───── Provided text

But Pellegrino may be smart to play the black sheep
among a herd of corporate pensions. UPS is one of the healthiest funds above
$20 billion. It boasts an almost 91% funding ratio with $27 billion in assets
to its name, while liabilities total only 30% of the corporation’s market
capitalization. Pellegrino and his team have high expectations—8.75% returns
over a three- to five-year horizon—but they easily surpassed the estimate in
2011 with gains of 9.4% amid a flat market.
“Some characteristics drive us to build a
materially different portfolio than most corporate plans,” the CIO explains.
Rather than one specific strategy or another, Pellegrino bows to the need to
allocate assets and construct a portfolio in the best interests of UPS and its
employees.

──────────

*To be done:*
a - Summarize the passage on the UPS pension fund in two sentences.
b - Transcribe the UPS pension passage word for word, beginning at the words "But Pellegrino may" and stopping after "the CIO explains.".

───── Records supplied

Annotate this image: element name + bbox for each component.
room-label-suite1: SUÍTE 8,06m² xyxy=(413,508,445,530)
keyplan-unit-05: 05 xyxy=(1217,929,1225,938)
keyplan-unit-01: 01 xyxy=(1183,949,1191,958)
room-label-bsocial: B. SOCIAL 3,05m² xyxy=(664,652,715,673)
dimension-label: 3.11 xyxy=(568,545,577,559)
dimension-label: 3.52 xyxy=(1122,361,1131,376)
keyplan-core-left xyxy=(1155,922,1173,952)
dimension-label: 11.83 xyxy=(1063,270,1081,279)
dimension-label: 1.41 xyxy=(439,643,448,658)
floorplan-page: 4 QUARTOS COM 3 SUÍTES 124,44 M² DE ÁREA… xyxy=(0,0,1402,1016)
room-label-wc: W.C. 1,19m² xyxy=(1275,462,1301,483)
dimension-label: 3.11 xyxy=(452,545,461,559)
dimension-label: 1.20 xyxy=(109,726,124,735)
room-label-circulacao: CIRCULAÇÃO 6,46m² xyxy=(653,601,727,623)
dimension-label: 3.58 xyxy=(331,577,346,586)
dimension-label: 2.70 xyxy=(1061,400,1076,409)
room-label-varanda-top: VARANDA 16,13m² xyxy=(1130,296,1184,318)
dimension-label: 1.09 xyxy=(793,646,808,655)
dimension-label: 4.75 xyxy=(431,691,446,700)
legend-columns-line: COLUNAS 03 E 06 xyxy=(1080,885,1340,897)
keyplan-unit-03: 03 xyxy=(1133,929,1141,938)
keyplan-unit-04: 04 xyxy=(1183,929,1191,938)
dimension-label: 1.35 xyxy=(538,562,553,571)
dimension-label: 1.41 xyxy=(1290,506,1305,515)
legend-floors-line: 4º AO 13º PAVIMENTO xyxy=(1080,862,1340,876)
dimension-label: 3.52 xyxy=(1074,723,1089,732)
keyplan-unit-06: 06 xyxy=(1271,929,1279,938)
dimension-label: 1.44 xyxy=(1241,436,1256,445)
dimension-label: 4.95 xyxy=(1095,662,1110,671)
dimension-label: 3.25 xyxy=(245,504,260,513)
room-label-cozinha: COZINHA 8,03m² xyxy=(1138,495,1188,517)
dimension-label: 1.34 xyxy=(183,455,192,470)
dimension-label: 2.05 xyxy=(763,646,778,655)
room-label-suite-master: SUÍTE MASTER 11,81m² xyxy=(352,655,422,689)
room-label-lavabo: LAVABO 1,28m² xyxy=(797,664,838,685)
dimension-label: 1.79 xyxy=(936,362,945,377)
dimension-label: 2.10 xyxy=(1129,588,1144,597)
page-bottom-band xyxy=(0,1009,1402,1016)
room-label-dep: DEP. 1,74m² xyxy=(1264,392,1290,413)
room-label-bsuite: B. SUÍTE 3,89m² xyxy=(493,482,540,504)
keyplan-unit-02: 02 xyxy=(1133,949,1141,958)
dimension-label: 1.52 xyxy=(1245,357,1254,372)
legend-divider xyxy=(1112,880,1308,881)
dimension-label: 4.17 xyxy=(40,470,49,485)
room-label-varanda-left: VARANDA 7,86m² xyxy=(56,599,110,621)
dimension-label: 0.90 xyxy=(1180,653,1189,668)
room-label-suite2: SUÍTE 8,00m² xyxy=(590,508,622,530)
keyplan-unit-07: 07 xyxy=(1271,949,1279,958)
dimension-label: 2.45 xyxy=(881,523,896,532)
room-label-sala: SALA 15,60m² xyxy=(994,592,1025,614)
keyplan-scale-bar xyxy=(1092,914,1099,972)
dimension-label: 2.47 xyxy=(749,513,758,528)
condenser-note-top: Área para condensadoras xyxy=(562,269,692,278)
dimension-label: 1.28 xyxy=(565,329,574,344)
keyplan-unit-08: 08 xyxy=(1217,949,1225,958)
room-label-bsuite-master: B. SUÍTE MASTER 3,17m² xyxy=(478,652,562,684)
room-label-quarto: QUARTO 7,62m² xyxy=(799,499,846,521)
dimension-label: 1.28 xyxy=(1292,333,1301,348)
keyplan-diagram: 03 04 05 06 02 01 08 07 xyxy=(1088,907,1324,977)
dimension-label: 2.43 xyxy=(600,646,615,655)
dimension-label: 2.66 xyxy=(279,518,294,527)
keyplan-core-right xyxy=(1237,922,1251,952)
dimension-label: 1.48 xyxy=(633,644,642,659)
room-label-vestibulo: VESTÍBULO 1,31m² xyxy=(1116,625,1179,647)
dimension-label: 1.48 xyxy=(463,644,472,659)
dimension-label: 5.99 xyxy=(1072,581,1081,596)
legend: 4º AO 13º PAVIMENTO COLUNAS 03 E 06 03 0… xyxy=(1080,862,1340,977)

──────────

*The replies:*
a - The UPS pension fund is one of the healthiest funds above $20 billion, with an almost 91% funding ratio, $27 billion in assets, and liabilities totaling only 30% of the corporation's market capitalization. Pellegrino and his team expect 8.75% returns over a three- to five-year horizon, surpassed that with 9.4% gains in 2011 amid a flat market, and build a portfolio materially different from most corporate plans in the best interests of UPS and its employees.

b -
But Pellegrino may be smart to play the black sheep
among a herd of corporate pensions. UPS is one of the healthiest funds above
$20 billion. It boasts an almost 91% funding ratio with $27 billion in assets
to its name, while liabilities total only 30% of the corporation’s market
capitalization. Pellegrino and his team have high expectations—8.75% returns
over a three- to five-year horizon—but they easily surpassed the estimate in
2011 with gains of 9.4% amid a flat market.
“Some characteristics drive us to build a
materially different portfolio than most corporate plans,” the CIO explains.